# start of SUPPLIED MATERIAL

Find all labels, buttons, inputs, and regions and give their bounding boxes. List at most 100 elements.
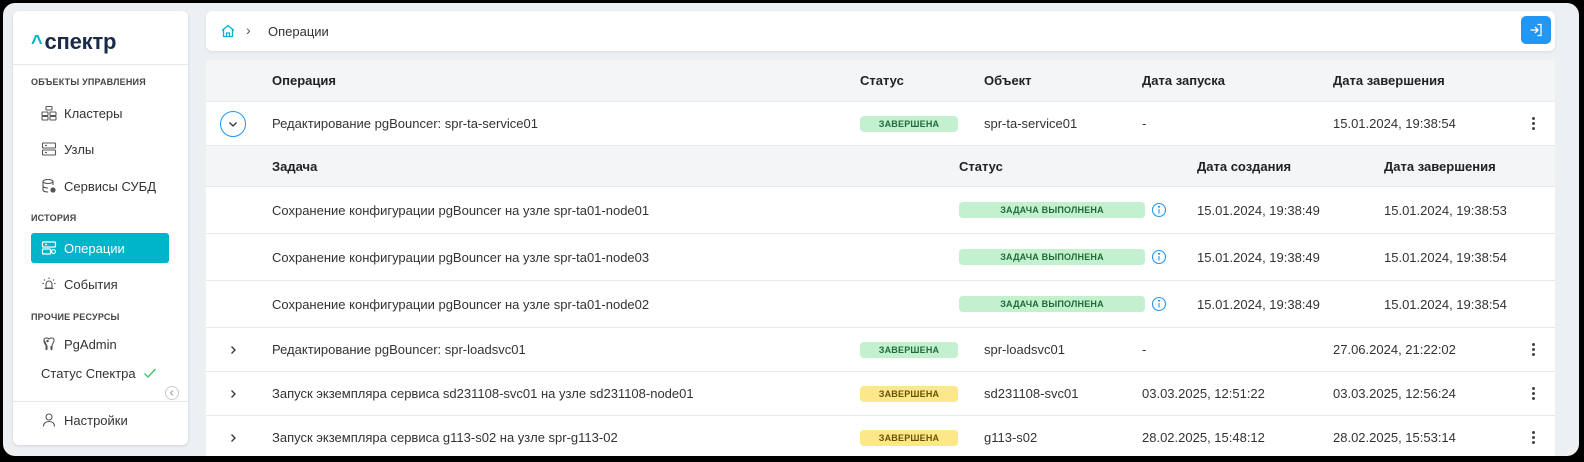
sidebar-item-label: Операции <box>64 240 125 256</box>
task-name: Сохранение конфигурации pgBouncer на узл… <box>272 249 650 265</box>
user-icon <box>41 412 57 428</box>
sidebar-item-label: PgAdmin <box>64 336 117 352</box>
operation-start: - <box>1142 342 1147 357</box>
task-end: 15.01.2024, 19:38:54 <box>1384 296 1507 312</box>
app-window: ^спектр ОБЪЕКТЫ УПРАВЛЕНИЯ Кластеры Узлы… <box>3 3 1579 456</box>
col-object[interactable]: Объект <box>984 60 1032 101</box>
logo[interactable]: ^спектр <box>31 29 116 55</box>
row-menu-button[interactable] <box>1528 343 1538 356</box>
clusters-icon <box>41 105 57 121</box>
sidebar-item-label: Узлы <box>64 141 95 157</box>
expand-row-button[interactable] <box>220 381 246 407</box>
subtable-row: Сохранение конфигурации pgBouncer на узл… <box>206 187 1555 234</box>
info-icon[interactable] <box>1151 202 1167 218</box>
subtable-row: Сохранение конфигурации pgBouncer на узл… <box>206 234 1555 281</box>
operation-end: 15.01.2024, 19:38:54 <box>1333 116 1456 131</box>
task-created: 15.01.2024, 19:38:49 <box>1197 202 1320 218</box>
chevron-right-icon <box>231 390 236 398</box>
col-end[interactable]: Дата завершения <box>1333 60 1445 101</box>
operation-end: 28.02.2025, 15:53:14 <box>1333 430 1456 445</box>
task-created: 15.01.2024, 19:38:49 <box>1197 249 1320 265</box>
table-row[interactable]: Запуск экземпляра сервиса g113-s02 на уз… <box>206 416 1555 456</box>
sidebar-item-label: Статус Спектра <box>41 365 136 381</box>
col-task: Задача <box>272 158 318 174</box>
col-start[interactable]: Дата запуска <box>1142 60 1225 101</box>
status-badge: ЗАВЕРШЕНА <box>860 341 958 358</box>
events-icon <box>41 276 57 292</box>
section-other: ПРОЧИЕ РЕСУРСЫ <box>31 312 120 322</box>
row-menu-button[interactable] <box>1528 431 1538 444</box>
operation-end: 27.06.2024, 21:22:02 <box>1333 342 1456 357</box>
chevron-down-icon <box>229 122 237 127</box>
operation-object: sd231108-svc01 <box>984 386 1079 401</box>
operation-start: 28.02.2025, 15:48:12 <box>1142 430 1265 445</box>
operation-object: spr-loadsvc01 <box>984 342 1065 357</box>
status-badge: ЗАВЕРШЕНА <box>860 429 958 446</box>
chevron-left-icon <box>169 390 174 396</box>
sidebar-collapse-button[interactable] <box>165 386 179 400</box>
info-icon[interactable] <box>1151 249 1167 265</box>
sidebar-item-label: Сервисы СУБД <box>64 178 157 194</box>
section-objects: ОБЪЕКТЫ УПРАВЛЕНИЯ <box>31 77 146 87</box>
logout-icon <box>1530 23 1542 37</box>
logo-text: спектр <box>44 29 117 54</box>
table-row[interactable]: Редактирование pgBouncer: spr-ta-service… <box>206 102 1555 146</box>
sidebar: ^спектр ОБЪЕКТЫ УПРАВЛЕНИЯ Кластеры Узлы… <box>13 11 188 445</box>
expand-row-button[interactable] <box>220 337 246 363</box>
task-end: 15.01.2024, 19:38:54 <box>1384 249 1507 265</box>
server-icon <box>41 141 57 157</box>
sidebar-item-operations[interactable]: Операции <box>31 233 169 263</box>
operation-name: Запуск экземпляра сервиса sd231108-svc01… <box>272 386 694 401</box>
table-row[interactable]: Запуск экземпляра сервиса sd231108-svc01… <box>206 372 1555 416</box>
operation-object: g113-s02 <box>984 430 1038 445</box>
col-status[interactable]: Статус <box>860 60 904 101</box>
col-task-created: Дата создания <box>1197 158 1292 174</box>
row-menu-button[interactable] <box>1528 387 1538 400</box>
collapse-row-button[interactable] <box>220 111 246 137</box>
section-history: ИСТОРИЯ <box>31 213 77 223</box>
breadcrumb-separator: › <box>246 22 251 38</box>
operation-name: Запуск экземпляра сервиса g113-s02 на уз… <box>272 430 618 445</box>
expand-row-button[interactable] <box>220 425 246 451</box>
pgadmin-icon <box>41 336 57 352</box>
operation-start: 03.03.2025, 12:51:22 <box>1142 386 1265 401</box>
sidebar-item-status[interactable]: Статус Спектра <box>31 358 169 388</box>
info-icon[interactable] <box>1151 296 1167 312</box>
status-badge: ЗАВЕРШЕНА <box>860 115 958 132</box>
operation-name: Редактирование pgBouncer: spr-loadsvc01 <box>272 342 526 357</box>
header-bar: › Операции <box>206 11 1555 51</box>
sidebar-item-dbms[interactable]: Сервисы СУБД <box>31 171 169 201</box>
table-header: Операция Статус Объект Дата запуска Дата… <box>206 60 1555 102</box>
col-task-status: Статус <box>959 158 1003 174</box>
sidebar-item-label: Настройки <box>64 412 128 428</box>
task-status-badge: ЗАДАЧА ВЫПОЛНЕНА <box>959 249 1145 265</box>
sidebar-item-pgadmin[interactable]: PgAdmin <box>31 329 169 359</box>
logo-caret: ^ <box>31 32 43 54</box>
breadcrumb: Операции <box>268 24 329 39</box>
operation-end: 03.03.2025, 12:56:24 <box>1333 386 1456 401</box>
task-status-badge: ЗАДАЧА ВЫПОЛНЕНА <box>959 296 1145 312</box>
operation-start: - <box>1142 116 1147 131</box>
subtable-header: Задача Статус Дата создания Дата заверше… <box>206 146 1555 187</box>
row-menu-button[interactable] <box>1528 117 1538 130</box>
sidebar-item-label: События <box>64 276 118 292</box>
sidebar-item-label: Кластеры <box>64 105 123 121</box>
task-status-badge: ЗАДАЧА ВЫПОЛНЕНА <box>959 202 1145 218</box>
status-badge: ЗАВЕРШЕНА <box>860 385 958 402</box>
chevron-right-icon <box>231 434 236 442</box>
database-icon <box>41 178 57 194</box>
operation-object: spr-ta-service01 <box>984 116 1078 131</box>
col-operation[interactable]: Операция <box>272 60 336 101</box>
task-end: 15.01.2024, 19:38:53 <box>1384 202 1507 218</box>
chevron-right-icon <box>231 346 236 354</box>
sidebar-item-settings[interactable]: Настройки <box>31 405 169 435</box>
sidebar-item-nodes[interactable]: Узлы <box>31 134 169 164</box>
operations-table: Операция Статус Объект Дата запуска Дата… <box>206 60 1555 456</box>
home-icon[interactable] <box>220 23 236 39</box>
sidebar-item-events[interactable]: События <box>31 269 169 299</box>
sidebar-item-clusters[interactable]: Кластеры <box>31 98 169 128</box>
table-row[interactable]: Редактирование pgBouncer: spr-loadsvc01 … <box>206 328 1555 372</box>
logout-button[interactable] <box>1521 16 1551 44</box>
operation-name: Редактирование pgBouncer: spr-ta-service… <box>272 116 538 131</box>
operations-icon <box>41 240 57 256</box>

# end of SUPPLIED MATERIAL

WHAT IS BEING ASKED |
Please rewrite all of the rows above, replacing "bounding boxes" with "box coordinates" and leaving everything else unchanged. Leave the pictures out of your answer.

EXERCISE RESULT |
Find all labels, buttons, inputs, and regions and give their box coordinates. List at most 100 elements.
sidebar-item-label: Операции <box>64 240 125 256</box>
task-name: Сохранение конфигурации pgBouncer на узл… <box>272 249 650 265</box>
user-icon <box>41 412 57 428</box>
sidebar-item-label: PgAdmin <box>64 336 117 352</box>
operation-start: - <box>1142 342 1147 357</box>
task-end: 15.01.2024, 19:38:54 <box>1384 296 1507 312</box>
app-window: ^спектр ОБЪЕКТЫ УПРАВЛЕНИЯ Кластеры Узлы… <box>3 3 1579 456</box>
col-object[interactable]: Объект <box>984 60 1032 101</box>
logo[interactable]: ^спектр <box>31 29 116 55</box>
row-menu-button[interactable] <box>1528 343 1538 356</box>
clusters-icon <box>41 105 57 121</box>
sidebar-item-label: Узлы <box>64 141 95 157</box>
expand-row-button[interactable] <box>220 381 246 407</box>
subtable-row: Сохранение конфигурации pgBouncer на узл… <box>206 187 1555 234</box>
info-icon[interactable] <box>1151 202 1167 218</box>
subtable-row: Сохранение конфигурации pgBouncer на узл… <box>206 234 1555 281</box>
operation-end: 15.01.2024, 19:38:54 <box>1333 116 1456 131</box>
task-created: 15.01.2024, 19:38:49 <box>1197 202 1320 218</box>
chevron-right-icon <box>231 390 236 398</box>
col-end[interactable]: Дата завершения <box>1333 60 1445 101</box>
operation-end: 28.02.2025, 15:53:14 <box>1333 430 1456 445</box>
task-created: 15.01.2024, 19:38:49 <box>1197 249 1320 265</box>
table-row[interactable]: Запуск экземпляра сервиса g113-s02 на уз… <box>206 416 1555 456</box>
sidebar-item-label: Статус Спектра <box>41 365 136 381</box>
col-task: Задача <box>272 158 318 174</box>
col-start[interactable]: Дата запуска <box>1142 60 1225 101</box>
status-badge: ЗАВЕРШЕНА <box>860 341 958 358</box>
events-icon <box>41 276 57 292</box>
section-other: ПРОЧИЕ РЕСУРСЫ <box>31 312 120 322</box>
row-menu-button[interactable] <box>1528 431 1538 444</box>
operation-end: 27.06.2024, 21:22:02 <box>1333 342 1456 357</box>
chevron-down-icon <box>229 122 237 127</box>
operation-object: sd231108-svc01 <box>984 386 1079 401</box>
operation-start: 28.02.2025, 15:48:12 <box>1142 430 1265 445</box>
operation-object: spr-loadsvc01 <box>984 342 1065 357</box>
status-badge: ЗАВЕРШЕНА <box>860 429 958 446</box>
chevron-left-icon <box>169 390 174 396</box>
sidebar-collapse-button[interactable] <box>165 386 179 400</box>
info-icon[interactable] <box>1151 249 1167 265</box>
sidebar-item-label: Сервисы СУБД <box>64 178 157 194</box>
section-objects: ОБЪЕКТЫ УПРАВЛЕНИЯ <box>31 77 146 87</box>
logout-icon <box>1530 23 1542 37</box>
logo-text: спектр <box>44 29 117 54</box>
table-row[interactable]: Редактирование pgBouncer: spr-ta-service… <box>206 102 1555 146</box>
sidebar: ^спектр ОБЪЕКТЫ УПРАВЛЕНИЯ Кластеры Узлы… <box>13 11 188 445</box>
expand-row-button[interactable] <box>220 337 246 363</box>
task-end: 15.01.2024, 19:38:54 <box>1384 249 1507 265</box>
server-icon <box>41 141 57 157</box>
sidebar-item-operations[interactable]: Операции <box>31 233 169 263</box>
operation-name: Запуск экземпляра сервиса sd231108-svc01… <box>272 386 694 401</box>
table-row[interactable]: Запуск экземпляра сервиса sd231108-svc01… <box>206 372 1555 416</box>
operation-object: g113-s02 <box>984 430 1038 445</box>
col-status[interactable]: Статус <box>860 60 904 101</box>
col-task-created: Дата создания <box>1197 158 1292 174</box>
row-menu-button[interactable] <box>1528 387 1538 400</box>
collapse-row-button[interactable] <box>220 111 246 137</box>
section-history: ИСТОРИЯ <box>31 213 77 223</box>
breadcrumb-separator: › <box>246 22 251 38</box>
operation-name: Запуск экземпляра сервиса g113-s02 на уз… <box>272 430 618 445</box>
expand-row-button[interactable] <box>220 425 246 451</box>
pgadmin-icon <box>41 336 57 352</box>
operation-start: 03.03.2025, 12:51:22 <box>1142 386 1265 401</box>
sidebar-item-status[interactable]: Статус Спектра <box>31 358 169 388</box>
info-icon[interactable] <box>1151 296 1167 312</box>
status-badge: ЗАВЕРШЕНА <box>860 115 958 132</box>
operation-name: Редактирование pgBouncer: spr-loadsvc01 <box>272 342 526 357</box>
header-bar: › Операции <box>206 11 1555 51</box>
sidebar-item-dbms[interactable]: Сервисы СУБД <box>31 171 169 201</box>
table-header: Операция Статус Объект Дата запуска Дата… <box>206 60 1555 102</box>
col-task-status: Статус <box>959 158 1003 174</box>
sidebar-item-label: Настройки <box>64 412 128 428</box>
task-status-badge: ЗАДАЧА ВЫПОЛНЕНА <box>959 249 1145 265</box>
sidebar-item-pgadmin[interactable]: PgAdmin <box>31 329 169 359</box>
logo-caret: ^ <box>31 32 43 54</box>
breadcrumb: Операции <box>268 24 329 39</box>
operation-end: 03.03.2025, 12:56:24 <box>1333 386 1456 401</box>
task-status-badge: ЗАДАЧА ВЫПОЛНЕНА <box>959 296 1145 312</box>
operation-start: - <box>1142 116 1147 131</box>
subtable-header: Задача Статус Дата создания Дата заверше… <box>206 146 1555 187</box>
row-menu-button[interactable] <box>1528 117 1538 130</box>
sidebar-item-label: События <box>64 276 118 292</box>
sidebar-item-label: Кластеры <box>64 105 123 121</box>
task-status-badge: ЗАДАЧА ВЫПОЛНЕНА <box>959 202 1145 218</box>
status-badge: ЗАВЕРШЕНА <box>860 385 958 402</box>
chevron-right-icon <box>231 434 236 442</box>
database-icon <box>41 178 57 194</box>
operation-object: spr-ta-service01 <box>984 116 1078 131</box>
col-operation[interactable]: Операция <box>272 60 336 101</box>
task-end: 15.01.2024, 19:38:53 <box>1384 202 1507 218</box>
chevron-right-icon <box>231 346 236 354</box>
sidebar-item-settings[interactable]: Настройки <box>31 405 169 435</box>
sidebar-item-nodes[interactable]: Узлы <box>31 134 169 164</box>
operations-table: Операция Статус Объект Дата запуска Дата… <box>206 60 1555 456</box>
home-icon[interactable] <box>220 23 236 39</box>
sidebar-item-events[interactable]: События <box>31 269 169 299</box>
sidebar-item-clusters[interactable]: Кластеры <box>31 98 169 128</box>
table-row[interactable]: Редактирование pgBouncer: spr-loadsvc01 … <box>206 328 1555 372</box>
logout-button[interactable] <box>1521 16 1551 44</box>
operation-name: Редактирование pgBouncer: spr-ta-service… <box>272 116 538 131</box>
operations-icon <box>41 240 57 256</box>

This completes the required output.